## Problem details
List each line of the data that holds the string "高端国际专业会议".

## Given data

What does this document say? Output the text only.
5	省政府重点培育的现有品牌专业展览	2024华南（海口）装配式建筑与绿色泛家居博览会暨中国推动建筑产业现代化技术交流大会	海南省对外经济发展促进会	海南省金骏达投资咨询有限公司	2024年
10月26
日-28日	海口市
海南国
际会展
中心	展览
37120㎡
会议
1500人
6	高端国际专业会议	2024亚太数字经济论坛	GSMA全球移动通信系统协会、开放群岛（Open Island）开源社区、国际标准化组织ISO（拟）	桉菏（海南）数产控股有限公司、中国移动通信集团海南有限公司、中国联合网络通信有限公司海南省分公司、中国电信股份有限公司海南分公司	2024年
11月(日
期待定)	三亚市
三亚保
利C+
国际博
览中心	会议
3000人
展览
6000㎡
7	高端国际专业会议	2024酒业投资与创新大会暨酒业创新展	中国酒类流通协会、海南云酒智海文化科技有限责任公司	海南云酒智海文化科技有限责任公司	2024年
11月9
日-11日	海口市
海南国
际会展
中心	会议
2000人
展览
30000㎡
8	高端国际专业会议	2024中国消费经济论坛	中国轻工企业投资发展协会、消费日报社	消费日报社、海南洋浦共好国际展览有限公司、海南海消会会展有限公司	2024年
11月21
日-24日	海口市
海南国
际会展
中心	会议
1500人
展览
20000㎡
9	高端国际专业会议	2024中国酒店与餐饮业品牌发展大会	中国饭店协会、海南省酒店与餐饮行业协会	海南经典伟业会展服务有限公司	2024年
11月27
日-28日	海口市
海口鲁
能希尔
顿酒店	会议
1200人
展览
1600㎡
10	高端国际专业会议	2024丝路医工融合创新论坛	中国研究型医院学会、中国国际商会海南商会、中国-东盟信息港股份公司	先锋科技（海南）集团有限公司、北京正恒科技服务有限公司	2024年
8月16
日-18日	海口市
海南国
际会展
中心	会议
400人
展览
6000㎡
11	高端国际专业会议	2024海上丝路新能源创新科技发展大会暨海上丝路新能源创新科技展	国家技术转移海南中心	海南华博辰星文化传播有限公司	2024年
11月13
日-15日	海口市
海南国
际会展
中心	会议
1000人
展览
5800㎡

## Complete answer
6	高端国际专业会议	2024亚太数字经济论坛	GSMA全球移动通信系统协会、开放群岛（Open Island）开源社区、国际标准化组织ISO（拟）	桉菏（海南）数产控股有限公司、中国移动通信集团海南有限公司、中国联合网络通信有限公司海南省分公司、中国电信股份有限公司海南分公司	2024年
7	高端国际专业会议	2024酒业投资与创新大会暨酒业创新展	中国酒类流通协会、海南云酒智海文化科技有限责任公司	海南云酒智海文化科技有限责任公司	2024年
8	高端国际专业会议	2024中国消费经济论坛	中国轻工企业投资发展协会、消费日报社	消费日报社、海南洋浦共好国际展览有限公司、海南海消会会展有限公司	2024年
9	高端国际专业会议	2024中国酒店与餐饮业品牌发展大会	中国饭店协会、海南省酒店与餐饮行业协会	海南经典伟业会展服务有限公司	2024年
10	高端国际专业会议	2024丝路医工融合创新论坛	中国研究型医院学会、中国国际商会海南商会、中国-东盟信息港股份公司	先锋科技（海南）集团有限公司、北京正恒科技服务有限公司	2024年
11	高端国际专业会议	2024海上丝路新能源创新科技发展大会暨海上丝路新能源创新科技展	国家技术转移海南中心	海南华博辰星文化传播有限公司	2024年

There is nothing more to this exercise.